# Start of DATASET CONTENT

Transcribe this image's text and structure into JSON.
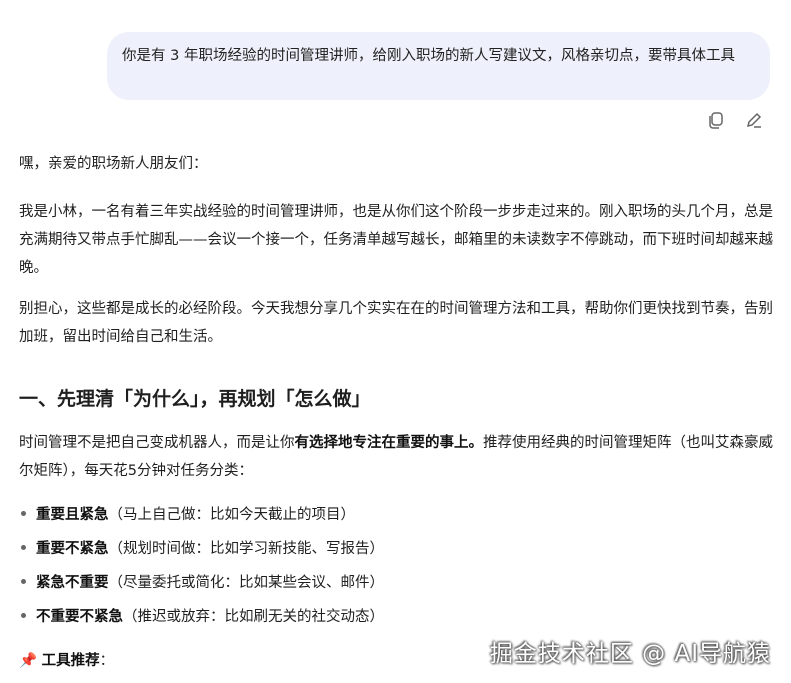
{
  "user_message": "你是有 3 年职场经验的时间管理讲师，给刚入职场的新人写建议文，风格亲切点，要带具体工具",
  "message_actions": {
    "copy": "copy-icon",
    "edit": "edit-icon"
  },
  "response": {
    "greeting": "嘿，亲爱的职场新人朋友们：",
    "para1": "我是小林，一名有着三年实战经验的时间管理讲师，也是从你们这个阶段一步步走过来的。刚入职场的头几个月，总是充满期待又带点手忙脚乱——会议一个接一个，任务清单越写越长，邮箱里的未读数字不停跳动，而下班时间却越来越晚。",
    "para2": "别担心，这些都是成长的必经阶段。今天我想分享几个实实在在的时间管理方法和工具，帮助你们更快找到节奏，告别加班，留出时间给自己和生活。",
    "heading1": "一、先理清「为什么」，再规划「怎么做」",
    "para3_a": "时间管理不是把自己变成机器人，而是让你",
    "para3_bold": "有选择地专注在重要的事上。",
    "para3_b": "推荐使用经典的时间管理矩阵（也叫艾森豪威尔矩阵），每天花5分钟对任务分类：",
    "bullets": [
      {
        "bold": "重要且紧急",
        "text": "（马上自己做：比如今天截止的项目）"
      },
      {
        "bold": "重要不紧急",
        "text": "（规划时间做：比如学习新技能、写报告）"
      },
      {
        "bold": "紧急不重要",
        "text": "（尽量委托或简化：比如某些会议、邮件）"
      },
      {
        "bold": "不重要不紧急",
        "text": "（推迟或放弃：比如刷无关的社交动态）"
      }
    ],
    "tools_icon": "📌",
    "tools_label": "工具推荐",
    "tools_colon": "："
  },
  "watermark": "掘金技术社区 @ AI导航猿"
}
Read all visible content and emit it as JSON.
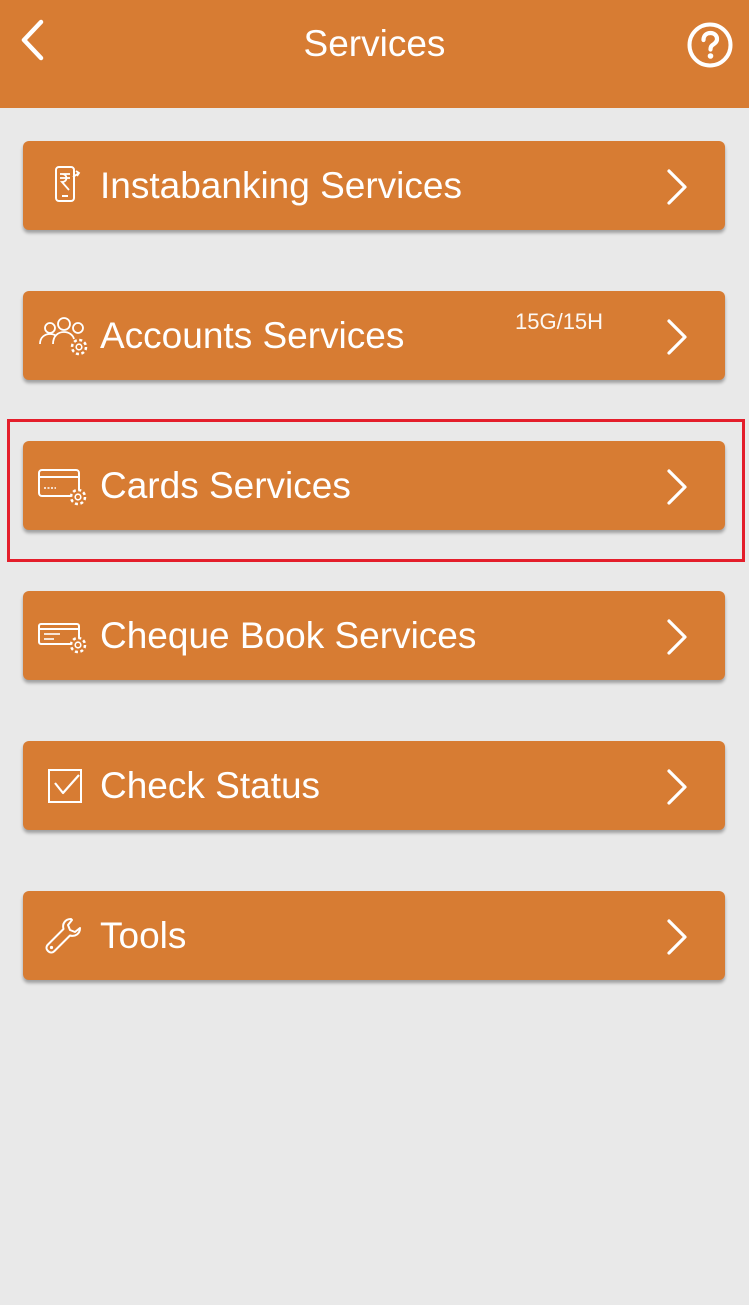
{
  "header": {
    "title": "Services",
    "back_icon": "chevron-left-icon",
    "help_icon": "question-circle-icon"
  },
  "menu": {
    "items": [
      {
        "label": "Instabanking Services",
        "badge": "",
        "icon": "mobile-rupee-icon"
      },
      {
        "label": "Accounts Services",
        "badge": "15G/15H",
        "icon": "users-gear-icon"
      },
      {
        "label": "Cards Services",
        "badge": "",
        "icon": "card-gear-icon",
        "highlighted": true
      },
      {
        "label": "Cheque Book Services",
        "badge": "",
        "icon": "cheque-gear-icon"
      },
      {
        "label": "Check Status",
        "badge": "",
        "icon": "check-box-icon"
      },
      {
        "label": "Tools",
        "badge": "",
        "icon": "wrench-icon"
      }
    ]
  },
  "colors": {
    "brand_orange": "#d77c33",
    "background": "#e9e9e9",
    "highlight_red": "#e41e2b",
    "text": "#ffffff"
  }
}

# End of DATASET CONTENT
# Start of DATASET CONTENT

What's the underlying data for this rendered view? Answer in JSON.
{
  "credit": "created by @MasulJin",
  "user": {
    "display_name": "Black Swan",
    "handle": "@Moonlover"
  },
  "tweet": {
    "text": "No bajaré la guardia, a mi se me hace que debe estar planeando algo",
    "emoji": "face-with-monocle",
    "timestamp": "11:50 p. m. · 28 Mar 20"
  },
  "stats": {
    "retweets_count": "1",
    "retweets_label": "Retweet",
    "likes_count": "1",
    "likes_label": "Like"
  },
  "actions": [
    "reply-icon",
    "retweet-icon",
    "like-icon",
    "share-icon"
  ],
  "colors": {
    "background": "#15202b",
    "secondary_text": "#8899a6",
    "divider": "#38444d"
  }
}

# End of DATASET CONTENT
# Start of DATASET CONTENT

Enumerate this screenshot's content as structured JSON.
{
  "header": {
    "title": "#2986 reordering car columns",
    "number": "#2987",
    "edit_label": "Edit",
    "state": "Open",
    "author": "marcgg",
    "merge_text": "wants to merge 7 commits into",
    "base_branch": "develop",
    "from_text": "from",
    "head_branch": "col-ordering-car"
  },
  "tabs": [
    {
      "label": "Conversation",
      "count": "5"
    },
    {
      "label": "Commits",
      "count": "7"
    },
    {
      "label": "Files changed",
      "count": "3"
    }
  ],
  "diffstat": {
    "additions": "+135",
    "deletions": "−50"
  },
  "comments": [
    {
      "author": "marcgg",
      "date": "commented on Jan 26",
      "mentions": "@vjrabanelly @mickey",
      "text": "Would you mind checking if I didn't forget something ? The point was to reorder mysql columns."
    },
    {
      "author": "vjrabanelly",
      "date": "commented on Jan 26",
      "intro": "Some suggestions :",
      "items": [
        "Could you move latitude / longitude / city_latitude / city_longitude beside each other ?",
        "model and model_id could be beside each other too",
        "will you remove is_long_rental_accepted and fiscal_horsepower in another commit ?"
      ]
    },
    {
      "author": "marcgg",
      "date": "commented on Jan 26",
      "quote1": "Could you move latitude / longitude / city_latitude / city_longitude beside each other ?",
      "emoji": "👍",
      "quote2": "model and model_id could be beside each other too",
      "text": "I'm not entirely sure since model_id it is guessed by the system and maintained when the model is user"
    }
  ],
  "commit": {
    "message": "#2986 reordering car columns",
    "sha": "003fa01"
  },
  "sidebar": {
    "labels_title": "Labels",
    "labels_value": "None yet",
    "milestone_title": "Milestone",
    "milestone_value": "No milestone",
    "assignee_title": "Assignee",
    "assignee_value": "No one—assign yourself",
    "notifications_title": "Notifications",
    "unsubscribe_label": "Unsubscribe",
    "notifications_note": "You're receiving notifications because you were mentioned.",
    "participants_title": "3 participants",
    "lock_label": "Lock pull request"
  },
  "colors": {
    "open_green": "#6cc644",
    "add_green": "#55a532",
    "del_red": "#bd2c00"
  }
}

# End of DATASET CONTENT

= WHAT YOU NEED TO DO =
Read the data above and pull out each line that holds the string "gear".

= SOLUTION BELOW =
        "icon": "users-gear-icon"
        "icon": "card-gear-icon",
        "icon": "cheque-gear-icon"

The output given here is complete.